Task brief>
The entries below should be given again exactly, minus their pictures.

Supplied records>
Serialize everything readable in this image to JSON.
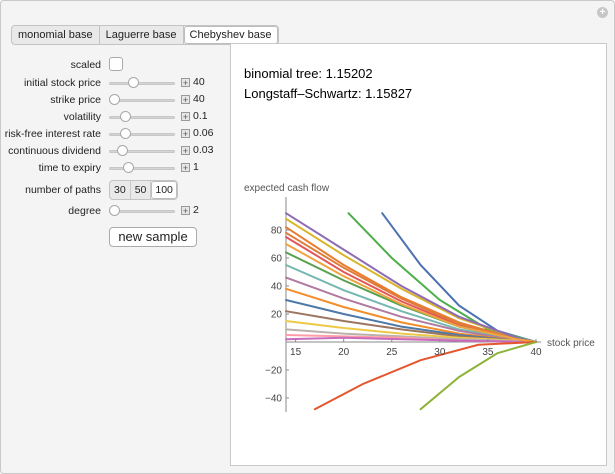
{
  "tabs": [
    {
      "label": "monomial base",
      "active": false
    },
    {
      "label": "Laguerre base",
      "active": false
    },
    {
      "label": "Chebyshev base",
      "active": true
    }
  ],
  "controls": {
    "scaled": {
      "label": "scaled",
      "checked": false
    },
    "initial_stock_price": {
      "label": "initial stock price",
      "value": "40",
      "level": 0.35
    },
    "strike_price": {
      "label": "strike price",
      "value": "40",
      "level": 0.0
    },
    "volatility": {
      "label": "volatility",
      "value": "0.1",
      "level": 0.2
    },
    "risk_free_interest_rate": {
      "label": "risk-free interest rate",
      "value": "0.06",
      "level": 0.2
    },
    "continuous_dividend": {
      "label": "continuous dividend",
      "value": "0.03",
      "level": 0.14
    },
    "time_to_expiry": {
      "label": "time to expiry",
      "value": "1",
      "level": 0.25
    },
    "number_of_paths": {
      "label": "number of paths",
      "options": [
        "30",
        "50",
        "100"
      ],
      "selected": "100"
    },
    "degree": {
      "label": "degree",
      "value": "2",
      "level": 0.0
    },
    "new_sample_label": "new sample"
  },
  "results": {
    "binomial": "binomial tree: 1.15202",
    "longstaff": "Longstaff–Schwartz: 1.15827"
  },
  "chart_data": {
    "type": "line",
    "xlabel": "stock price",
    "ylabel": "expected cash flow",
    "xlim": [
      14,
      40
    ],
    "ylim": [
      -50,
      95
    ],
    "xticks": [
      "15",
      "20",
      "25",
      "30",
      "35",
      "40"
    ],
    "yticks": [
      "80",
      "60",
      "40",
      "20",
      "−20",
      "−40"
    ],
    "series": [
      {
        "color": "#4c72b0",
        "points": [
          [
            24,
            92
          ],
          [
            28,
            55
          ],
          [
            32,
            26
          ],
          [
            36,
            8
          ],
          [
            40,
            0
          ]
        ]
      },
      {
        "color": "#4dae4a",
        "points": [
          [
            20.5,
            92
          ],
          [
            25,
            60
          ],
          [
            30,
            30
          ],
          [
            35,
            9
          ],
          [
            40,
            0
          ]
        ]
      },
      {
        "color": "#e87d2f",
        "points": [
          [
            14,
            82
          ],
          [
            20,
            55
          ],
          [
            26,
            32
          ],
          [
            32,
            14
          ],
          [
            38,
            2
          ],
          [
            40,
            0
          ]
        ]
      },
      {
        "color": "#d9b428",
        "points": [
          [
            14,
            88
          ],
          [
            20,
            62
          ],
          [
            26,
            38
          ],
          [
            32,
            17
          ],
          [
            38,
            3
          ],
          [
            40,
            0
          ]
        ]
      },
      {
        "color": "#8e6bb5",
        "points": [
          [
            14,
            92
          ],
          [
            20,
            66
          ],
          [
            26,
            40
          ],
          [
            32,
            18
          ],
          [
            38,
            3
          ],
          [
            40,
            0
          ]
        ]
      },
      {
        "color": "#e15759",
        "points": [
          [
            14,
            75
          ],
          [
            20,
            50
          ],
          [
            26,
            29
          ],
          [
            32,
            12
          ],
          [
            38,
            2
          ],
          [
            40,
            0
          ]
        ]
      },
      {
        "color": "#59a14f",
        "points": [
          [
            14,
            64
          ],
          [
            20,
            44
          ],
          [
            26,
            26
          ],
          [
            32,
            11
          ],
          [
            38,
            2
          ],
          [
            40,
            0
          ]
        ]
      },
      {
        "color": "#76b7b2",
        "points": [
          [
            14,
            55
          ],
          [
            20,
            37
          ],
          [
            26,
            22
          ],
          [
            32,
            9
          ],
          [
            38,
            2
          ],
          [
            40,
            0
          ]
        ]
      },
      {
        "color": "#b07aa1",
        "points": [
          [
            14,
            46
          ],
          [
            20,
            31
          ],
          [
            26,
            18
          ],
          [
            32,
            8
          ],
          [
            38,
            1
          ],
          [
            40,
            0
          ]
        ]
      },
      {
        "color": "#f28e2b",
        "points": [
          [
            14,
            38
          ],
          [
            20,
            25
          ],
          [
            26,
            14
          ],
          [
            32,
            6
          ],
          [
            38,
            1
          ],
          [
            40,
            0
          ]
        ]
      },
      {
        "color": "#4e79a7",
        "points": [
          [
            14,
            30
          ],
          [
            20,
            20
          ],
          [
            26,
            11
          ],
          [
            32,
            5
          ],
          [
            38,
            1
          ],
          [
            40,
            0
          ]
        ]
      },
      {
        "color": "#9c755f",
        "points": [
          [
            14,
            22
          ],
          [
            20,
            15
          ],
          [
            26,
            9
          ],
          [
            32,
            4
          ],
          [
            38,
            1
          ],
          [
            40,
            0
          ]
        ]
      },
      {
        "color": "#edc948",
        "points": [
          [
            14,
            15
          ],
          [
            20,
            10
          ],
          [
            26,
            6
          ],
          [
            32,
            3
          ],
          [
            38,
            1
          ],
          [
            40,
            0
          ]
        ]
      },
      {
        "color": "#bab0ac",
        "points": [
          [
            14,
            9
          ],
          [
            20,
            6
          ],
          [
            26,
            4
          ],
          [
            32,
            2
          ],
          [
            38,
            0.5
          ],
          [
            40,
            0
          ]
        ]
      },
      {
        "color": "#ff9da7",
        "points": [
          [
            14,
            5
          ],
          [
            20,
            4
          ],
          [
            26,
            3
          ],
          [
            32,
            1
          ],
          [
            38,
            0.3
          ],
          [
            40,
            0
          ]
        ]
      },
      {
        "color": "#c76bbd",
        "points": [
          [
            14,
            2
          ],
          [
            20,
            3
          ],
          [
            26,
            2
          ],
          [
            32,
            1
          ],
          [
            38,
            0.2
          ],
          [
            40,
            0
          ]
        ]
      },
      {
        "color": "#e07b39",
        "points": [
          [
            14,
            78
          ],
          [
            20,
            53
          ],
          [
            26,
            31
          ],
          [
            32,
            13
          ],
          [
            38,
            2
          ],
          [
            40,
            0
          ]
        ]
      },
      {
        "color": "#f1a340",
        "points": [
          [
            14,
            70
          ],
          [
            20,
            47
          ],
          [
            26,
            27
          ],
          [
            32,
            11
          ],
          [
            38,
            2
          ],
          [
            40,
            0
          ]
        ]
      },
      {
        "color": "#e4572e",
        "points": [
          [
            17,
            -48
          ],
          [
            22,
            -30
          ],
          [
            28,
            -13
          ],
          [
            34,
            -2
          ],
          [
            40,
            0
          ]
        ]
      },
      {
        "color": "#8db33a",
        "points": [
          [
            28,
            -48
          ],
          [
            32,
            -25
          ],
          [
            36,
            -8
          ],
          [
            40,
            0
          ]
        ]
      }
    ]
  }
}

Written reply>
Serialize everything readable in this image to JSON.
{
  "tabs": [
    {
      "label": "monomial base",
      "active": false
    },
    {
      "label": "Laguerre base",
      "active": false
    },
    {
      "label": "Chebyshev base",
      "active": true
    }
  ],
  "controls": {
    "scaled": {
      "label": "scaled",
      "checked": false
    },
    "initial_stock_price": {
      "label": "initial stock price",
      "value": "40",
      "level": 0.35
    },
    "strike_price": {
      "label": "strike price",
      "value": "40",
      "level": 0.0
    },
    "volatility": {
      "label": "volatility",
      "value": "0.1",
      "level": 0.2
    },
    "risk_free_interest_rate": {
      "label": "risk-free interest rate",
      "value": "0.06",
      "level": 0.2
    },
    "continuous_dividend": {
      "label": "continuous dividend",
      "value": "0.03",
      "level": 0.14
    },
    "time_to_expiry": {
      "label": "time to expiry",
      "value": "1",
      "level": 0.25
    },
    "number_of_paths": {
      "label": "number of paths",
      "options": [
        "30",
        "50",
        "100"
      ],
      "selected": "100"
    },
    "degree": {
      "label": "degree",
      "value": "2",
      "level": 0.0
    },
    "new_sample_label": "new sample"
  },
  "results": {
    "binomial": "binomial tree: 1.15202",
    "longstaff": "Longstaff–Schwartz: 1.15827"
  },
  "chart_data": {
    "type": "line",
    "xlabel": "stock price",
    "ylabel": "expected cash flow",
    "xlim": [
      14,
      40
    ],
    "ylim": [
      -50,
      95
    ],
    "xticks": [
      "15",
      "20",
      "25",
      "30",
      "35",
      "40"
    ],
    "yticks": [
      "80",
      "60",
      "40",
      "20",
      "−20",
      "−40"
    ],
    "series": [
      {
        "color": "#4c72b0",
        "points": [
          [
            24,
            92
          ],
          [
            28,
            55
          ],
          [
            32,
            26
          ],
          [
            36,
            8
          ],
          [
            40,
            0
          ]
        ]
      },
      {
        "color": "#4dae4a",
        "points": [
          [
            20.5,
            92
          ],
          [
            25,
            60
          ],
          [
            30,
            30
          ],
          [
            35,
            9
          ],
          [
            40,
            0
          ]
        ]
      },
      {
        "color": "#e87d2f",
        "points": [
          [
            14,
            82
          ],
          [
            20,
            55
          ],
          [
            26,
            32
          ],
          [
            32,
            14
          ],
          [
            38,
            2
          ],
          [
            40,
            0
          ]
        ]
      },
      {
        "color": "#d9b428",
        "points": [
          [
            14,
            88
          ],
          [
            20,
            62
          ],
          [
            26,
            38
          ],
          [
            32,
            17
          ],
          [
            38,
            3
          ],
          [
            40,
            0
          ]
        ]
      },
      {
        "color": "#8e6bb5",
        "points": [
          [
            14,
            92
          ],
          [
            20,
            66
          ],
          [
            26,
            40
          ],
          [
            32,
            18
          ],
          [
            38,
            3
          ],
          [
            40,
            0
          ]
        ]
      },
      {
        "color": "#e15759",
        "points": [
          [
            14,
            75
          ],
          [
            20,
            50
          ],
          [
            26,
            29
          ],
          [
            32,
            12
          ],
          [
            38,
            2
          ],
          [
            40,
            0
          ]
        ]
      },
      {
        "color": "#59a14f",
        "points": [
          [
            14,
            64
          ],
          [
            20,
            44
          ],
          [
            26,
            26
          ],
          [
            32,
            11
          ],
          [
            38,
            2
          ],
          [
            40,
            0
          ]
        ]
      },
      {
        "color": "#76b7b2",
        "points": [
          [
            14,
            55
          ],
          [
            20,
            37
          ],
          [
            26,
            22
          ],
          [
            32,
            9
          ],
          [
            38,
            2
          ],
          [
            40,
            0
          ]
        ]
      },
      {
        "color": "#b07aa1",
        "points": [
          [
            14,
            46
          ],
          [
            20,
            31
          ],
          [
            26,
            18
          ],
          [
            32,
            8
          ],
          [
            38,
            1
          ],
          [
            40,
            0
          ]
        ]
      },
      {
        "color": "#f28e2b",
        "points": [
          [
            14,
            38
          ],
          [
            20,
            25
          ],
          [
            26,
            14
          ],
          [
            32,
            6
          ],
          [
            38,
            1
          ],
          [
            40,
            0
          ]
        ]
      },
      {
        "color": "#4e79a7",
        "points": [
          [
            14,
            30
          ],
          [
            20,
            20
          ],
          [
            26,
            11
          ],
          [
            32,
            5
          ],
          [
            38,
            1
          ],
          [
            40,
            0
          ]
        ]
      },
      {
        "color": "#9c755f",
        "points": [
          [
            14,
            22
          ],
          [
            20,
            15
          ],
          [
            26,
            9
          ],
          [
            32,
            4
          ],
          [
            38,
            1
          ],
          [
            40,
            0
          ]
        ]
      },
      {
        "color": "#edc948",
        "points": [
          [
            14,
            15
          ],
          [
            20,
            10
          ],
          [
            26,
            6
          ],
          [
            32,
            3
          ],
          [
            38,
            1
          ],
          [
            40,
            0
          ]
        ]
      },
      {
        "color": "#bab0ac",
        "points": [
          [
            14,
            9
          ],
          [
            20,
            6
          ],
          [
            26,
            4
          ],
          [
            32,
            2
          ],
          [
            38,
            0.5
          ],
          [
            40,
            0
          ]
        ]
      },
      {
        "color": "#ff9da7",
        "points": [
          [
            14,
            5
          ],
          [
            20,
            4
          ],
          [
            26,
            3
          ],
          [
            32,
            1
          ],
          [
            38,
            0.3
          ],
          [
            40,
            0
          ]
        ]
      },
      {
        "color": "#c76bbd",
        "points": [
          [
            14,
            2
          ],
          [
            20,
            3
          ],
          [
            26,
            2
          ],
          [
            32,
            1
          ],
          [
            38,
            0.2
          ],
          [
            40,
            0
          ]
        ]
      },
      {
        "color": "#e07b39",
        "points": [
          [
            14,
            78
          ],
          [
            20,
            53
          ],
          [
            26,
            31
          ],
          [
            32,
            13
          ],
          [
            38,
            2
          ],
          [
            40,
            0
          ]
        ]
      },
      {
        "color": "#f1a340",
        "points": [
          [
            14,
            70
          ],
          [
            20,
            47
          ],
          [
            26,
            27
          ],
          [
            32,
            11
          ],
          [
            38,
            2
          ],
          [
            40,
            0
          ]
        ]
      },
      {
        "color": "#e4572e",
        "points": [
          [
            17,
            -48
          ],
          [
            22,
            -30
          ],
          [
            28,
            -13
          ],
          [
            34,
            -2
          ],
          [
            40,
            0
          ]
        ]
      },
      {
        "color": "#8db33a",
        "points": [
          [
            28,
            -48
          ],
          [
            32,
            -25
          ],
          [
            36,
            -8
          ],
          [
            40,
            0
          ]
        ]
      }
    ]
  }
}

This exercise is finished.